→ Source document
_ _ _ _ _ _ _
Closed ashleysommer closed 1 month ago
Another thing to point out that didn't need to be in the initial writeup:
Python has a special optimisation for dicts that are "all-string-keys", meaning where every key in the dict is a str
. That allows the dict backend to do more efficient lookups where it knows all keys are strings, and even more-so when those keys are interned strings.
RDFLib's Memory
store works surprisingly well using just a series of nested dicts as indexes. The keys for those dicts are instances of URIRef
or BNode
, and the values are instances of URIRef
, Bnode
or Literal
. However these index dicts cannot take advantage of the all-string-keys
optimization, so there could be big performance left on the table.
Memory usage could also be reduced if we could be interning the most commonly used strings.
Think of rdf:type
, its full form is http://www.w3.org/1999/02/22-rdf-syntax-ns#type
.
Every time you call RDF.type
lookup from the DefinedNamespace, it gives you a NEW COPY of the URIRef.
Every single instance of URIRef('http://www.w3.org/1999/02/22-rdf-syntax-ns#type')
in the MemoryStore indexes (there could be thousands) is an individual COPY.
_ _ _ _ _ _ _
→ Items stored from a collection
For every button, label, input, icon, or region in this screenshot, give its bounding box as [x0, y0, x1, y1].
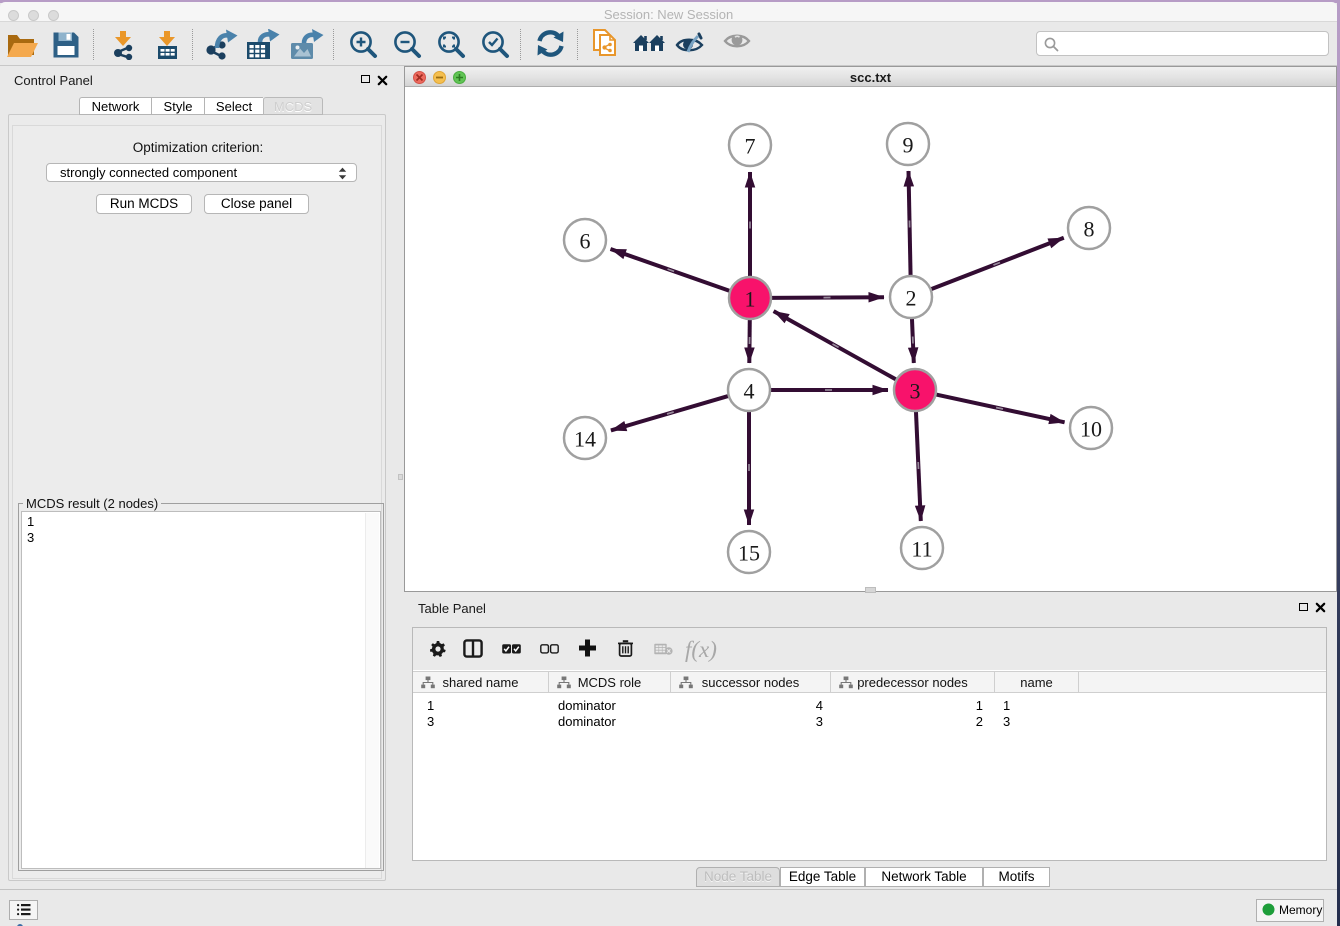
svg-text:9: 9 — [903, 133, 914, 158]
svg-text:7: 7 — [745, 134, 756, 159]
svg-text:3: 3 — [910, 379, 921, 404]
svg-text:8: 8 — [1084, 217, 1095, 242]
svg-text:2: 2 — [906, 286, 917, 311]
svg-text:4: 4 — [744, 379, 755, 404]
svg-text:1: 1 — [745, 287, 756, 312]
svg-text:6: 6 — [580, 229, 591, 254]
svg-text:14: 14 — [574, 427, 596, 452]
svg-text:11: 11 — [911, 537, 932, 562]
svg-text:15: 15 — [738, 541, 760, 566]
svg-text:10: 10 — [1080, 417, 1102, 442]
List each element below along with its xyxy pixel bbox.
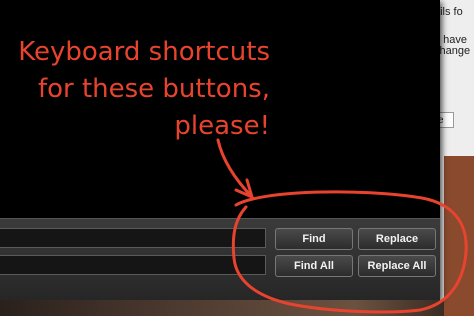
- find-field[interactable]: [0, 228, 266, 248]
- background-desktop-strip: [0, 300, 444, 316]
- annotation-line: please!: [174, 111, 270, 141]
- find-button[interactable]: Find: [275, 228, 353, 250]
- find-replace-bar: Find Replace Find All Replace All: [0, 218, 440, 301]
- annotation-text: Keyboard shortcuts for these buttons, pl…: [18, 34, 270, 145]
- find-all-button[interactable]: Find All: [275, 255, 353, 277]
- annotation-line: for these buttons,: [37, 74, 270, 104]
- replace-field[interactable]: [0, 255, 266, 275]
- replace-all-button[interactable]: Replace All: [358, 255, 436, 277]
- replace-button[interactable]: Replace: [358, 228, 436, 250]
- background-desktop: [444, 156, 474, 316]
- annotation-line: Keyboard shortcuts: [18, 37, 270, 67]
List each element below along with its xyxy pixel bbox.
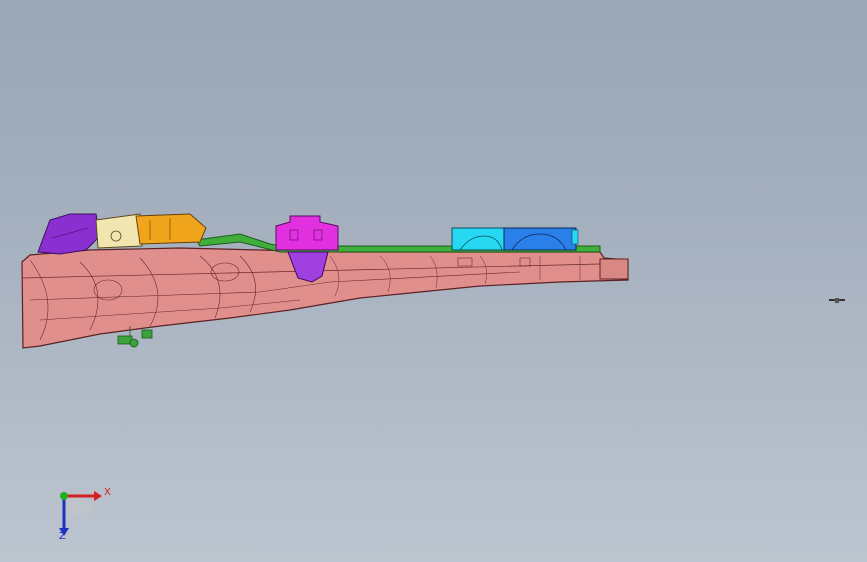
blue-bracket[interactable] <box>503 227 579 251</box>
orange-bracket[interactable] <box>135 213 207 245</box>
stray-part-marker <box>829 298 845 303</box>
orientation-triad: X Z <box>48 482 118 548</box>
axis-x-label: X <box>104 487 111 498</box>
cad-model-view[interactable] <box>0 0 867 562</box>
magenta-mount[interactable] <box>275 215 339 251</box>
cyan-bracket[interactable] <box>451 227 505 251</box>
axis-z-label: Z <box>59 531 66 542</box>
purple-bracket[interactable] <box>37 213 101 255</box>
graphics-viewport[interactable]: X Z <box>0 0 867 562</box>
cream-bracket[interactable] <box>95 213 143 249</box>
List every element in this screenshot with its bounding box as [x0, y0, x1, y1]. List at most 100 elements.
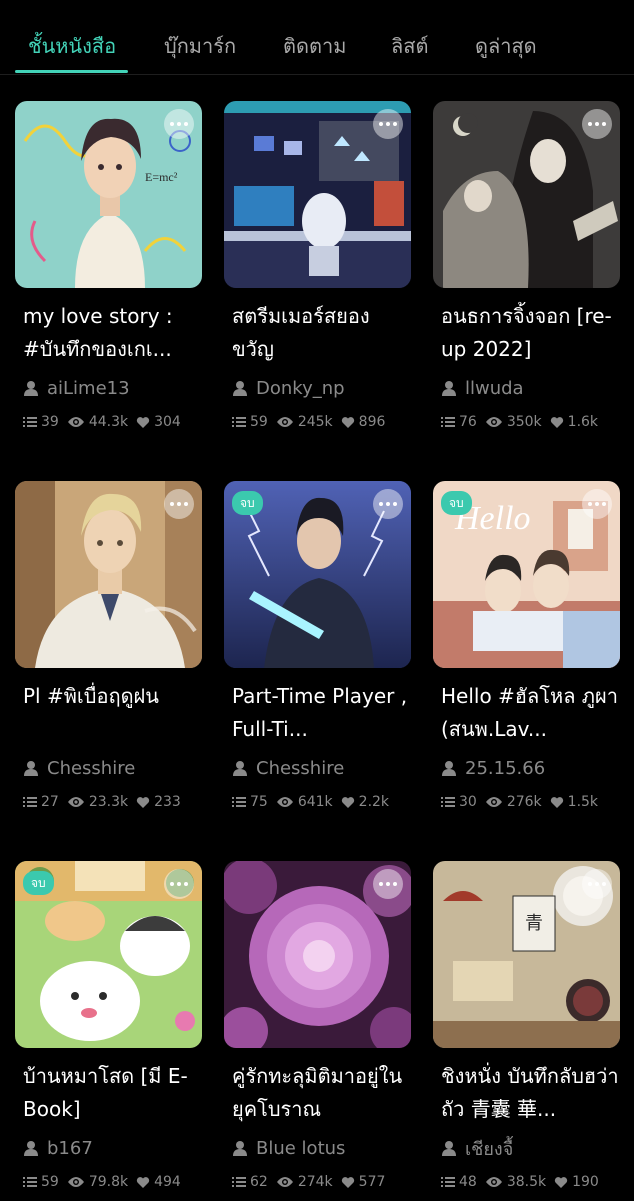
- book-title[interactable]: คู่รักทะลุมิติมาอยู่ในยุคโบราณ: [232, 1060, 410, 1126]
- more-dots-icon: [170, 502, 174, 506]
- book-card[interactable]: คู่รักทะลุมิติมาอยู่ในยุคโบราณ Blue lotu…: [224, 861, 411, 1201]
- book-stats: 27 23.3k 233: [23, 792, 189, 812]
- eye-icon: [276, 797, 293, 807]
- book-author[interactable]: เชียงจื้: [441, 1136, 513, 1160]
- book-cover[interactable]: [224, 101, 411, 288]
- book-card[interactable]: สตรีมเมอร์สยองขวัญ Donky_np 59 245k 896: [224, 101, 411, 441]
- eye-icon: [485, 1177, 502, 1187]
- tab-lists[interactable]: ลิสต์: [391, 30, 428, 60]
- more-options-button[interactable]: [164, 109, 194, 139]
- like-count: 1.6k: [550, 414, 598, 430]
- book-cover[interactable]: E=mc²: [15, 101, 202, 288]
- more-dots-icon: [170, 122, 174, 126]
- book-title[interactable]: Part-Time Player , Full-Ti...: [232, 680, 410, 746]
- book-author[interactable]: Blue lotus: [232, 1136, 345, 1160]
- like-count-value: 1.6k: [567, 414, 599, 430]
- chapter-count-value: 62: [250, 1174, 268, 1190]
- author-name: Donky_np: [256, 377, 345, 399]
- book-card[interactable]: E=mc² my love story : #บันทึกของเกเ... a…: [15, 101, 202, 441]
- book-author[interactable]: Chesshire: [23, 756, 135, 780]
- person-icon: [233, 761, 247, 776]
- person-icon: [24, 761, 38, 776]
- like-count-value: 233: [154, 794, 181, 810]
- tab-bookshelf[interactable]: ชั้นหนังสือ: [28, 30, 116, 60]
- person-icon: [233, 381, 247, 396]
- book-card[interactable]: 青 ชิงหนั่ง บันทึกลับฮว่าถัว 青囊 華... เชีย…: [433, 861, 620, 1201]
- author-name: llwuda: [465, 377, 524, 399]
- chapter-count-value: 39: [41, 414, 59, 430]
- like-count: 304: [136, 414, 181, 430]
- book-cover[interactable]: [433, 101, 620, 288]
- book-card[interactable]: Hello จบ Hello #ฮัลโหล ภูผา (สนพ.Lav... …: [433, 481, 620, 821]
- chapter-count: 59: [23, 1174, 59, 1190]
- more-dots-icon: [379, 502, 383, 506]
- heart-icon: [550, 416, 563, 428]
- more-options-button[interactable]: [373, 489, 403, 519]
- list-icon: [232, 417, 246, 427]
- book-card[interactable]: Pl #พิเบื่อฤดูฝน Chesshire 27 23.3k 233: [15, 481, 202, 821]
- book-cover[interactable]: จบ: [15, 861, 202, 1048]
- book-cover[interactable]: [15, 481, 202, 668]
- author-name: Chesshire: [256, 757, 345, 779]
- heart-icon: [341, 1176, 354, 1188]
- book-title[interactable]: Hello #ฮัลโหล ภูผา (สนพ.Lav...: [441, 680, 619, 746]
- view-count: 79.8k: [67, 1174, 128, 1190]
- book-title[interactable]: สตรีมเมอร์สยองขวัญ: [232, 300, 410, 366]
- book-title[interactable]: ชิงหนั่ง บันทึกลับฮว่าถัว 青囊 華...: [441, 1060, 619, 1126]
- more-options-button[interactable]: [582, 489, 612, 519]
- book-author[interactable]: aiLime13: [23, 376, 130, 400]
- person-icon: [24, 381, 38, 396]
- author-name: b167: [47, 1137, 93, 1159]
- more-dots-icon: [588, 502, 592, 506]
- more-options-button[interactable]: [582, 109, 612, 139]
- person-icon: [442, 381, 456, 396]
- tab-following[interactable]: ติดตาม: [283, 30, 346, 60]
- eye-icon: [67, 417, 84, 427]
- more-options-button[interactable]: [373, 869, 403, 899]
- book-card[interactable]: อนธการจิ้งจอก [re-up 2022] llwuda 76 350…: [433, 101, 620, 441]
- like-count-value: 577: [358, 1174, 386, 1190]
- view-count-value: 276k: [506, 794, 542, 810]
- book-author[interactable]: Donky_np: [232, 376, 345, 400]
- more-options-button[interactable]: [373, 109, 403, 139]
- completed-badge: จบ: [23, 871, 54, 895]
- list-icon: [23, 417, 37, 427]
- book-stats: 76 350k 1.6k: [441, 412, 606, 432]
- chapter-count: 48: [441, 1174, 477, 1190]
- book-cover[interactable]: 青: [433, 861, 620, 1048]
- more-options-button[interactable]: [582, 869, 612, 899]
- author-name: 25.15.66: [465, 757, 546, 779]
- book-cover[interactable]: [224, 861, 411, 1048]
- view-count: 23.3k: [67, 794, 128, 810]
- tab-recent[interactable]: ดูล่าสุด: [475, 30, 537, 60]
- view-count-value: 44.3k: [88, 414, 129, 430]
- completed-badge: จบ: [441, 491, 472, 515]
- book-author[interactable]: 25.15.66: [441, 756, 545, 780]
- book-title[interactable]: บ้านหมาโสด [มี E-Book]: [23, 1060, 201, 1126]
- more-options-button[interactable]: [164, 489, 194, 519]
- book-author[interactable]: llwuda: [441, 376, 524, 400]
- tab-bar: ชั้นหนังสือ บุ๊กมาร์ก ติดตาม ลิสต์ ดูล่า…: [0, 0, 634, 75]
- book-card[interactable]: จบ Part-Time Player , Full-Ti... Chesshi…: [224, 481, 411, 821]
- list-icon: [23, 797, 37, 807]
- list-icon: [441, 1177, 455, 1187]
- book-title[interactable]: Pl #พิเบื่อฤดูฝน: [23, 680, 201, 713]
- book-cover[interactable]: Hello จบ: [433, 481, 620, 668]
- book-author[interactable]: b167: [23, 1136, 93, 1160]
- heart-icon: [136, 796, 150, 808]
- book-cover[interactable]: จบ: [224, 481, 411, 668]
- like-count: 896: [341, 414, 385, 430]
- book-card[interactable]: จบ บ้านหมาโสด [มี E-Book] b167 59 79.8k …: [15, 861, 202, 1201]
- more-options-button[interactable]: [164, 869, 194, 899]
- book-stats: 62 274k 577: [232, 1172, 393, 1192]
- person-icon: [24, 1141, 38, 1156]
- book-stats: 75 641k 2.2k: [232, 792, 397, 812]
- tab-bookmarks[interactable]: บุ๊กมาร์ก: [164, 30, 236, 60]
- chapter-count-value: 59: [250, 414, 268, 430]
- book-title[interactable]: อนธการจิ้งจอก [re-up 2022]: [441, 300, 619, 366]
- book-stats: 39 44.3k 304: [23, 412, 189, 432]
- heart-icon: [341, 416, 354, 428]
- more-dots-icon: [379, 882, 383, 886]
- book-title[interactable]: my love story : #บันทึกของเกเ...: [23, 300, 201, 366]
- book-author[interactable]: Chesshire: [232, 756, 344, 780]
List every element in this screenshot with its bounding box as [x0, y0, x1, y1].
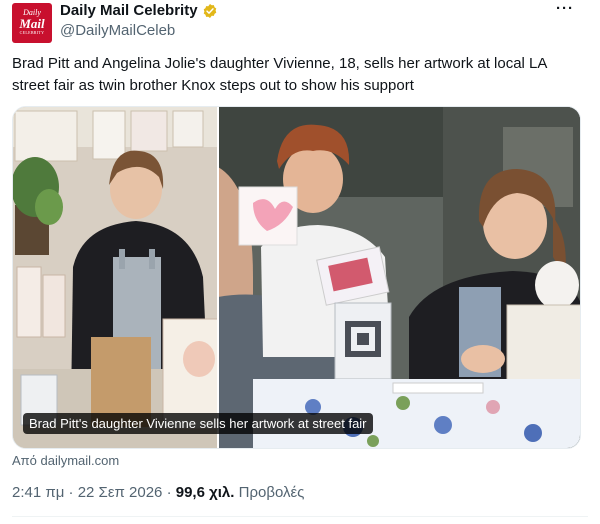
- display-name[interactable]: Daily Mail Celebrity: [60, 2, 198, 19]
- avatar-text-celebrity: CELEBRITY: [19, 30, 45, 35]
- views-label: Προβολές: [234, 484, 305, 501]
- author-name-row: Daily Mail Celebrity: [60, 2, 218, 19]
- account-handle[interactable]: @DailyMailCeleb: [60, 22, 175, 39]
- tweet-time[interactable]: 2:41 πμ: [12, 484, 64, 501]
- more-icon[interactable]: ···: [556, 0, 574, 17]
- tweet-meta: 2:41 πμ · 22 Σεπ 2026 · 99,6 χιλ. Προβολ…: [12, 484, 304, 501]
- views-count: 99,6 χιλ.: [175, 484, 235, 501]
- link-source[interactable]: Από dailymail.com: [12, 453, 119, 468]
- tweet-text: Brad Pitt and Angelina Jolie's daughter …: [12, 55, 547, 94]
- divider: [12, 516, 588, 517]
- avatar-text-mail: Mail: [19, 16, 45, 31]
- avatar-text-daily: Daily: [23, 8, 41, 17]
- avatar[interactable]: Daily Mail CELEBRITY: [12, 3, 52, 43]
- media-caption: Brad Pitt's daughter Vivienne sells her …: [23, 413, 373, 434]
- tweet-date[interactable]: 22 Σεπ 2026: [78, 484, 163, 501]
- meta-separator: ·: [64, 484, 78, 501]
- meta-separator-2: ·: [162, 484, 176, 501]
- media-card[interactable]: Brad Pitt's daughter Vivienne sells her …: [12, 106, 581, 449]
- media-photo: [13, 107, 580, 448]
- verified-badge-icon: [203, 3, 216, 18]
_ _ _ _ _ _ _
→ Tasks and exercises
(a) The forum post about RDFLib's Memory store refers to the rdf:type term in several written forms. List every form it uses.
(b) Using the forum post about RDFLib's Memory store, answer each question, with one answer per line marked to match:
(i) What does it mean for a dict to be "all-string-keys"?
(ii) What does the Memory store use as its indexes?
(iii) What does a lookup of RDF.type from the DefinedNamespace return each time?
(c) Transcribe the forum post about RDFLib's Memory store from "Closed ashleysommer closed" to "on the table.".

→ Solutions to the problems
(a)
rdf:type
http://www.w3.org/1999/02/22-rdf-syntax-ns#type
RDF.type
URIRef('http://www.w3.org/1999/02/22-rdf-syntax-ns#type')

(b)
(i) Every key in the dict is a str.
(ii) A series of nested dicts.
(iii) A new copy of the URIRef.

(c)
Closed ashleysommer closed 1 month ago
Another thing to point out that didn't need to be in the initial writeup:
Python has a special optimisation for dicts that are "all-string-keys", meaning where every key in the dict is a str
. That allows the dict backend to do more efficient lookups where it knows all keys are strings, and even more-so when those keys are interned strings.
RDFLib's Memory
store works surprisingly well using just a series of nested dicts as indexes. The keys for those dicts are instances of URIRef
or BNode
, and the values are instances of URIRef
, Bnode
or Literal
. However these index dicts cannot take advantage of the all-string-keys
optimization, so there could be big performance left on the table.